◆ WHAT IS BEING ASKED
Can you return, unchanged, the lines from the one that contains "Convert this document image to plain text." to the last line, with the pictures left out?
--------------------------------
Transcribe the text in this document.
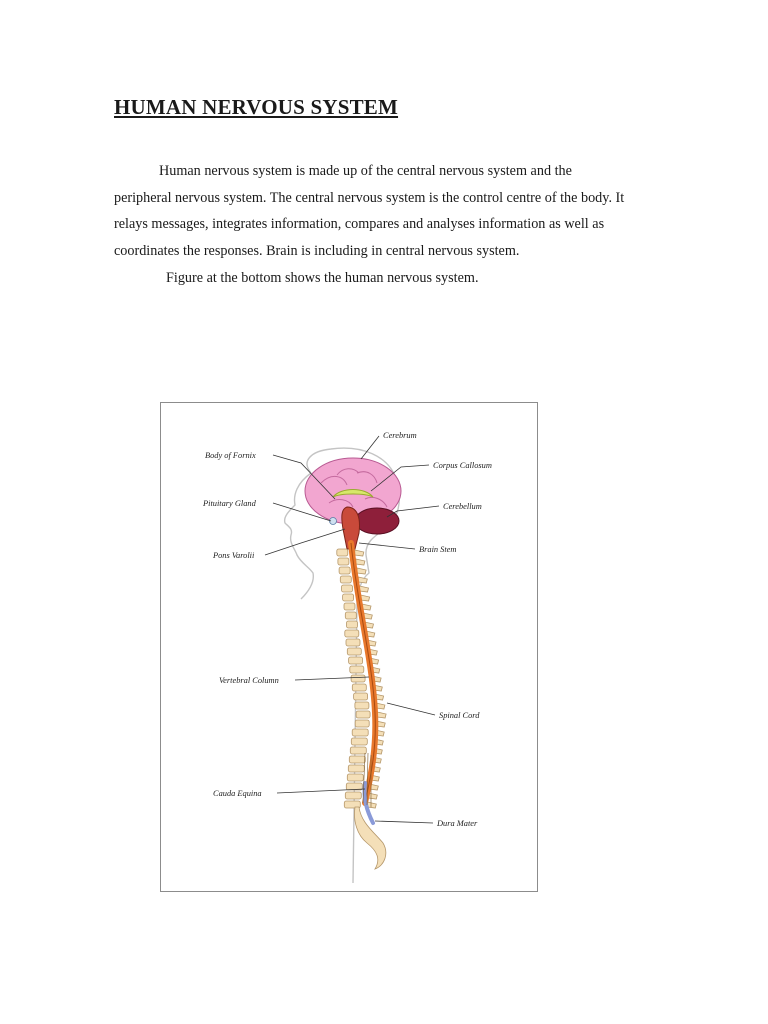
HUMAN NERVOUS SYSTEM

Human nervous system is made up of the central nervous system and the
peripheral nervous system. The central nervous system is the control centre of the body. It
relays messages, integrates information, compares and analyses information as well as
coordinates the responses. Brain is including in central nervous system.

Figure at the bottom shows the human nervous system.

Cerebrum
Body of Fornix
Corpus Callosum
Pituitary Gland	Cerebellum
Pons Varolii
Brain Stem
Vertebral Column
Spinal Cord
Cauda Equina
Dura Mater
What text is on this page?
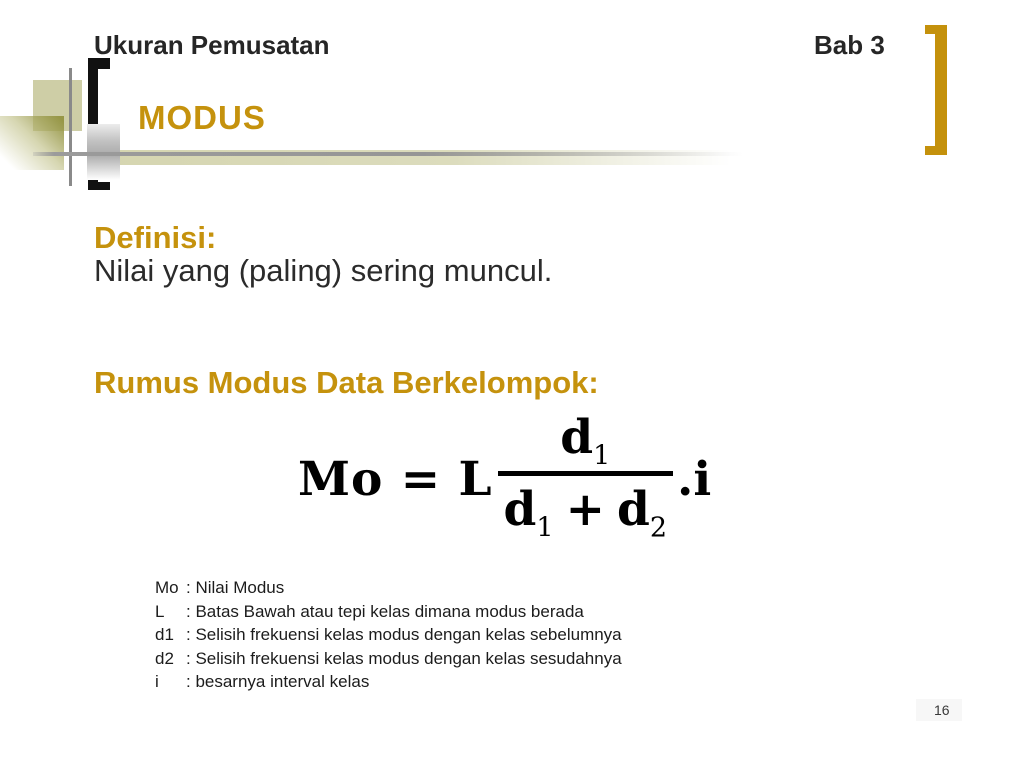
Ukuran Pemusatan	Bab 3
MODUS
Definisi:
Nilai yang (paling) sering muncul.
Rumus Modus Data Berkelompok:
Mo = L $\frac{d1}{d1 + d2} .i$
Mo : Nilai Modus
L : Batas Bawah atau tepi kelas dimana modus berada
d1 : Selisih frekuensi kelas modus dengan kelas sebelumnya
d2 : Selisih frekuensi kelas modus dengan kelas sesudahnya
i : besarnya interval kelas
16
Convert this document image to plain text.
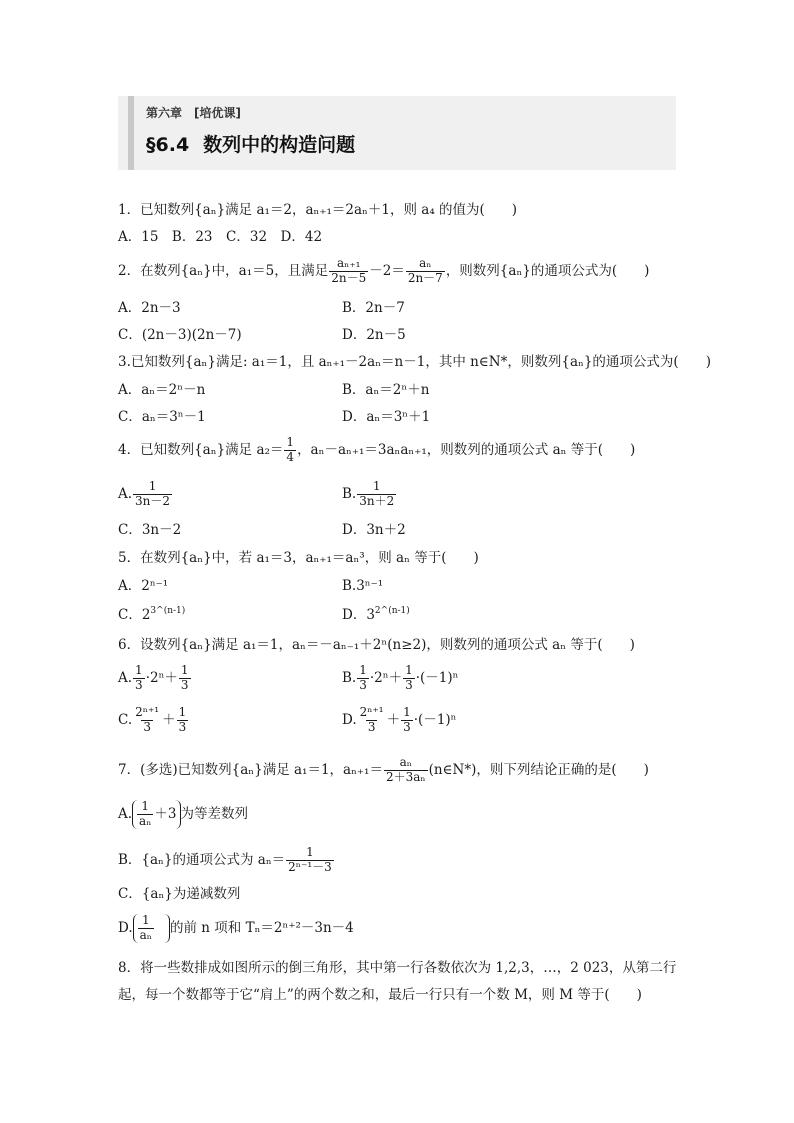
第六章 [培优课]
§6.4 数列中的构造问题
1．已知数列{aₙ}满足 a₁＝2，aₙ₊₁＝2aₙ＋1，则 a₄ 的值为(　　)
A．15　B．23　C．32　D．42
2．在数列{aₙ}中，a₁＝5，且满足 $\frac{\text{aₙ₊₁}}{2n-5} -2= \frac{\text{aₙ}}{2n-7}$ ，则数列{aₙ}的通项公式为(　　)
A．2n－3	B．2n－7
C．(2n－3)(2n－7)	D．2n－5
3.已知数列{aₙ}满足: a₁＝1，且 aₙ₊₁－2aₙ＝n－1，其中 n∈N*，则数列{aₙ}的通项公式为(　　)
A．aₙ＝2ⁿ－n	B．aₙ＝2ⁿ＋n
C．aₙ＝3ⁿ－1	D．aₙ＝3ⁿ＋1
4．已知数列{aₙ}满足 $a_2= \frac{1}{4}$ ，aₙ－aₙ₊₁＝3aₙaₙ₊₁，则数列的通项公式 aₙ 等于(　　)
A. $\frac{1}{3n-2}$	B. $\frac{1}{3n+2}$
C．3n－2	D．3n＋2
5．在数列{aₙ}中，若 a₁＝3，aₙ₊₁＝aₙ³，则 aₙ 等于(　　)
A．2ⁿ⁻¹	B.3ⁿ⁻¹
C．$2^{3\^{}(n-1)}$	D．$3^{2\^{}(n-1)}$
6．设数列{aₙ}满足 a₁＝1，aₙ＝－aₙ₋₁＋2ⁿ(n≥2)，则数列的通项公式 aₙ 等于(　　)
A. $\frac{1}{3} \cdot 2^n+ \frac{1}{3}$	B. $\frac{1}{3} \cdot 2^n+ \frac{1}{3} \cdot(-1)^n$
C. $\frac{\text{2ⁿ⁺¹}}{3} + \frac{1}{3}$	D. $\frac{\text{2ⁿ⁺¹}}{3} + \frac{1}{3} \cdot(-1)^n$
7．(多选)已知数列{aₙ}满足 a₁＝1，$a_{n+1}= \frac{\text{aₙ}}{\text{2＋3aₙ}}$ (n∈N*)，则下列结论正确的是(　　)
A. $\frac{1}{\text{aₙ}} +3$ 为等差数列
B．{aₙ}的通项公式为 $a_n= \frac{1}{\text{2ⁿ⁻¹－3}}$
C．{aₙ}为递减数列
D. $\frac{1}{\text{aₙ}}$ 的前 n 项和 Tₙ＝2ⁿ⁺²－3n－4
8．将一些数排成如图所示的倒三角形，其中第一行各数依次为 1,2,3，…，2 023，从第二行
起，每一个数都等于它“肩上”的两个数之和，最后一行只有一个数 M，则 M 等于(　　)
--------------------------------
◆ SOLUTION TO THE PROBLEM
Convert this document image to plain text.
第六章 [培优课]
§6.4 数列中的构造问题
1．已知数列{aₙ}满足 a₁＝2，aₙ₊₁＝2aₙ＋1，则 a₄ 的值为(　　)
A．15　B．23　C．32　D．42
2．在数列{aₙ}中，a₁＝5，且满足 $\frac{\text{aₙ₊₁}}{2n-5} -2= \frac{\text{aₙ}}{2n-7}$ ，则数列{aₙ}的通项公式为(　　)
A．2n－3	B．2n－7
C．(2n－3)(2n－7)	D．2n－5
3.已知数列{aₙ}满足: a₁＝1，且 aₙ₊₁－2aₙ＝n－1，其中 n∈N*，则数列{aₙ}的通项公式为(　　)
A．aₙ＝2ⁿ－n	B．aₙ＝2ⁿ＋n
C．aₙ＝3ⁿ－1	D．aₙ＝3ⁿ＋1
4．已知数列{aₙ}满足 $a_2= \frac{1}{4}$ ，aₙ－aₙ₊₁＝3aₙaₙ₊₁，则数列的通项公式 aₙ 等于(　　)
A. $\frac{1}{3n-2}$	B. $\frac{1}{3n+2}$
C．3n－2	D．3n＋2
5．在数列{aₙ}中，若 a₁＝3，aₙ₊₁＝aₙ³，则 aₙ 等于(　　)
A．2ⁿ⁻¹	B.3ⁿ⁻¹
C．$2^{3\^{}(n-1)}$	D．$3^{2\^{}(n-1)}$
6．设数列{aₙ}满足 a₁＝1，aₙ＝－aₙ₋₁＋2ⁿ(n≥2)，则数列的通项公式 aₙ 等于(　　)
A. $\frac{1}{3} \cdot 2^n+ \frac{1}{3}$	B. $\frac{1}{3} \cdot 2^n+ \frac{1}{3} \cdot(-1)^n$
C. $\frac{\text{2ⁿ⁺¹}}{3} + \frac{1}{3}$	D. $\frac{\text{2ⁿ⁺¹}}{3} + \frac{1}{3} \cdot(-1)^n$
7．(多选)已知数列{aₙ}满足 a₁＝1，$a_{n+1}= \frac{\text{aₙ}}{\text{2＋3aₙ}}$ (n∈N*)，则下列结论正确的是(　　)
A. $\frac{1}{\text{aₙ}} +3$ 为等差数列
B．{aₙ}的通项公式为 $a_n= \frac{1}{\text{2ⁿ⁻¹－3}}$
C．{aₙ}为递减数列
D. $\frac{1}{\text{aₙ}}$ 的前 n 项和 Tₙ＝2ⁿ⁺²－3n－4
8．将一些数排成如图所示的倒三角形，其中第一行各数依次为 1,2,3，…，2 023，从第二行
起，每一个数都等于它“肩上”的两个数之和，最后一行只有一个数 M，则 M 等于(　　)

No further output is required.